** SHORT PROBLEM **
Copy out every line in the entries below that includes "Риме".

A run of records:
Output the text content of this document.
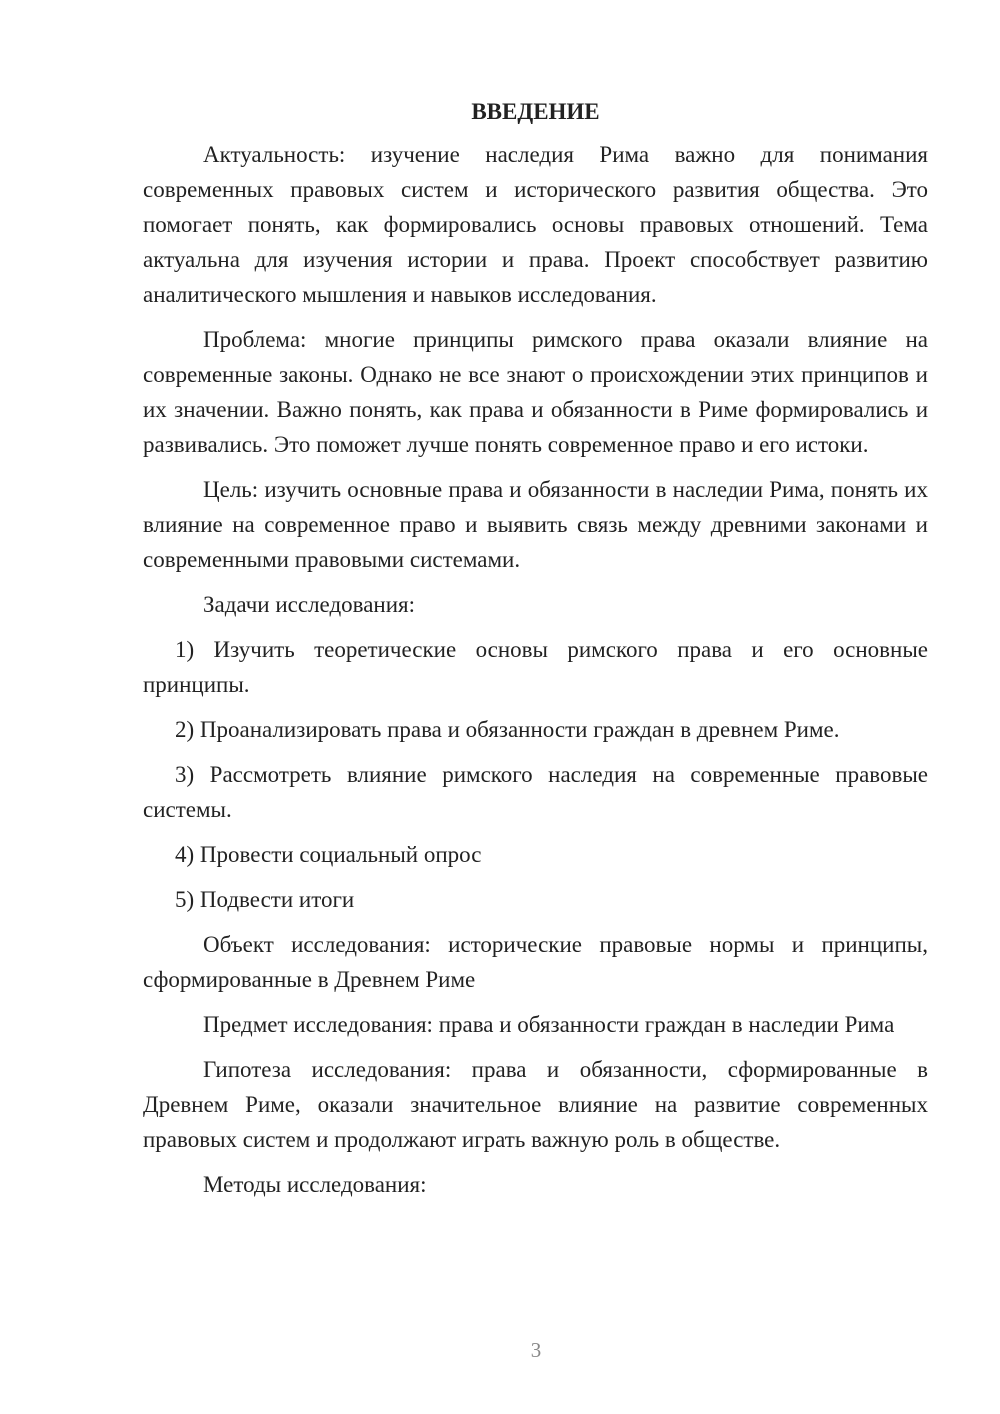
ВВЕДЕНИЕ

Актуальность: изучение наследия Рима важно для понимания современных правовых систем и исторического развития общества. Это помогает понять, как формировались основы правовых отношений. Тема актуальна для изучения истории и права. Проект способствует развитию аналитического мышления и навыков исследования.

Проблема: многие принципы римского права оказали влияние на современные законы. Однако не все знают о происхождении этих принципов и их значении. Важно понять, как права и обязанности в Риме формировались и развивались. Это поможет лучше понять современное право и его истоки.

Цель: изучить основные права и обязанности в наследии Рима, понять их влияние на современное право и выявить связь между древними законами и современными правовыми системами.

Задачи исследования:

1) Изучить теоретические основы римского права и его основные принципы.

2) Проанализировать права и обязанности граждан в древнем Риме.

3) Рассмотреть влияние римского наследия на современные правовые системы.

4) Провести социальный опрос

5) Подвести итоги

Объект исследования: исторические правовые нормы и принципы, сформированные в Древнем Риме

Предмет исследования: права и обязанности граждан в наследии Рима

Гипотеза исследования: права и обязанности, сформированные в Древнем Риме, оказали значительное влияние на развитие современных правовых систем и продолжают играть важную роль в обществе.

Методы исследования:

3
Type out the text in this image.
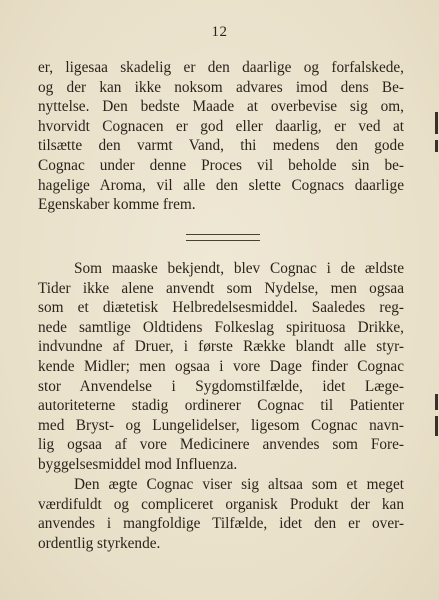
12
er, ligesaa skadelig er den daarlige og forfalskede,
og der kan ikke noksom advares imod dens Be-
nyttelse. Den bedste Maade at overbevise sig om,
hvorvidt Cognacen er god eller daarlig, er ved at
tilsætte den varmt Vand, thi medens den gode
Cognac under denne Proces vil beholde sin be-
hagelige Aroma, vil alle den slette Cognacs daarlige
Egenskaber komme frem.
Som maaske bekjendt, blev Cognac i de ældste
Tider ikke alene anvendt som Nydelse, men ogsaa
som et diætetisk Helbredelsesmiddel. Saaledes reg-
nede samtlige Oldtidens Folkeslag spirituosa Drikke,
indvundne af Druer, i første Række blandt alle styr-
kende Midler; men ogsaa i vore Dage finder Cognac
stor Anvendelse i Sygdomstilfælde, idet Læge-
autoriteterne stadig ordinerer Cognac til Patienter
med Bryst- og Lungelidelser, ligesom Cognac navn-
lig ogsaa af vore Medicinere anvendes som Fore-
byggelsesmiddel mod Influenza.
Den ægte Cognac viser sig altsaa som et meget
værdifuldt og compliceret organisk Produkt der kan
anvendes i mangfoldige Tilfælde, idet den er over-
ordentlig styrkende.
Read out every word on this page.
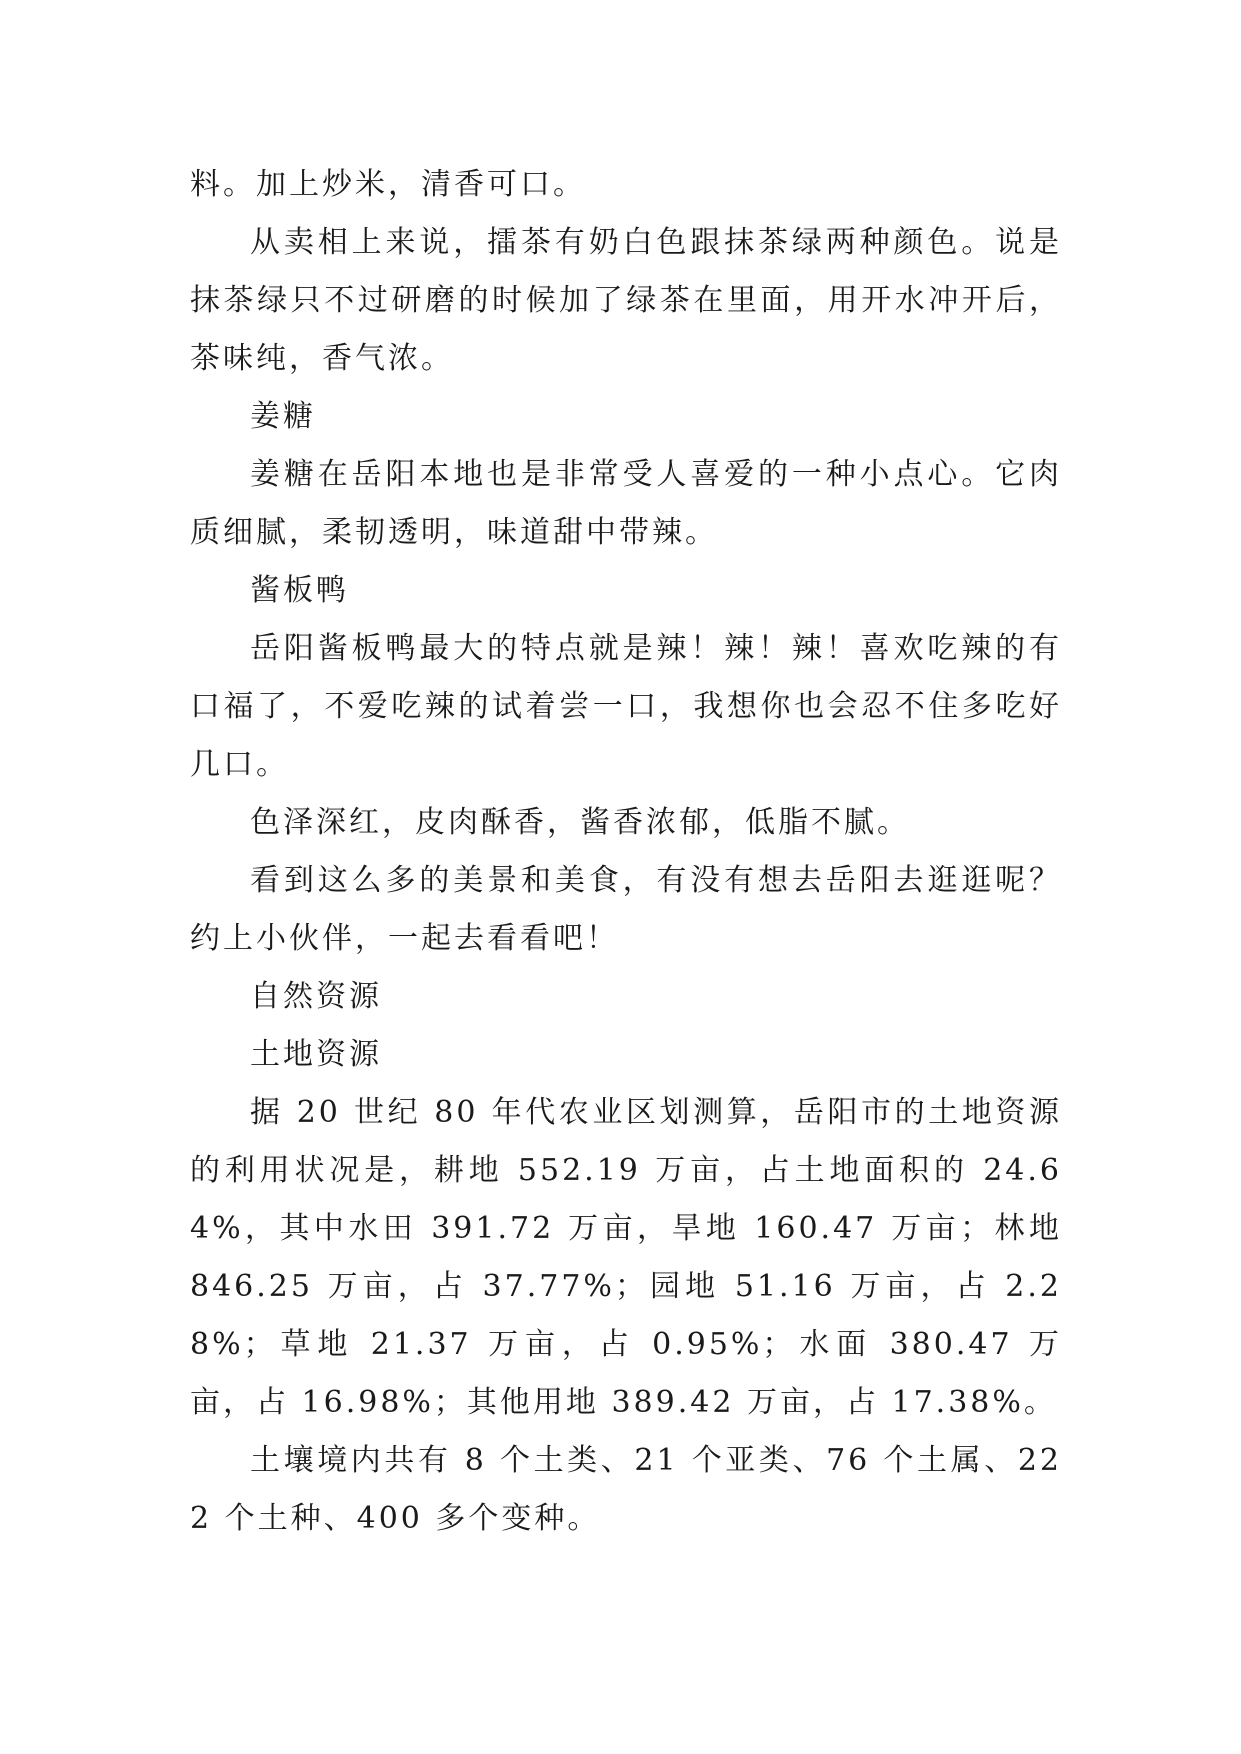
料。加上炒米，清香可口。

从卖相上来说，擂茶有奶白色跟抹茶绿两种颜色。说是抹茶绿只不过研磨的时候加了绿茶在里面，用开水冲开后，茶味纯，香气浓。

姜糖

姜糖在岳阳本地也是非常受人喜爱的一种小点心。它肉质细腻，柔韧透明，味道甜中带辣。

酱板鸭

岳阳酱板鸭最大的特点就是辣！辣！辣！喜欢吃辣的有口福了，不爱吃辣的试着尝一口，我想你也会忍不住多吃好几口。

色泽深红，皮肉酥香，酱香浓郁，低脂不腻。

看到这么多的美景和美食，有没有想去岳阳去逛逛呢？约上小伙伴，一起去看看吧！

自然资源

土地资源

据 20 世纪 80 年代农业区划测算，岳阳市的土地资源的利用状况是，耕地 552.19 万亩，占土地面积的 24.64%，其中水田 391.72 万亩，旱地 160.47 万亩；林地 846.25 万亩，占 37.77%；园地 51.16 万亩，占 2.28%；草地 21.37 万亩，占 0.95%；水面 380.47 万亩，占 16.98%；其他用地 389.42 万亩，占 17.38%。

土壤境内共有 8 个土类、21 个亚类、76 个土属、222 个土种、400 多个变种。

** OUTPUT BELOW **
Проблема: многие принципы римского права оказали влияние на современные законы. Однако не все знают о происхождении этих принципов и их значении. Важно понять, как права и обязанности в Риме формировались и развивались. Это поможет лучше понять современное право и его истоки.
2) Проанализировать права и обязанности граждан в древнем Риме.
Объект исследования: исторические правовые нормы и принципы, сформированные в Древнем Риме
Гипотеза исследования: права и обязанности, сформированные в Древнем Риме, оказали значительное влияние на развитие современных правовых систем и продолжают играть важную роль в обществе.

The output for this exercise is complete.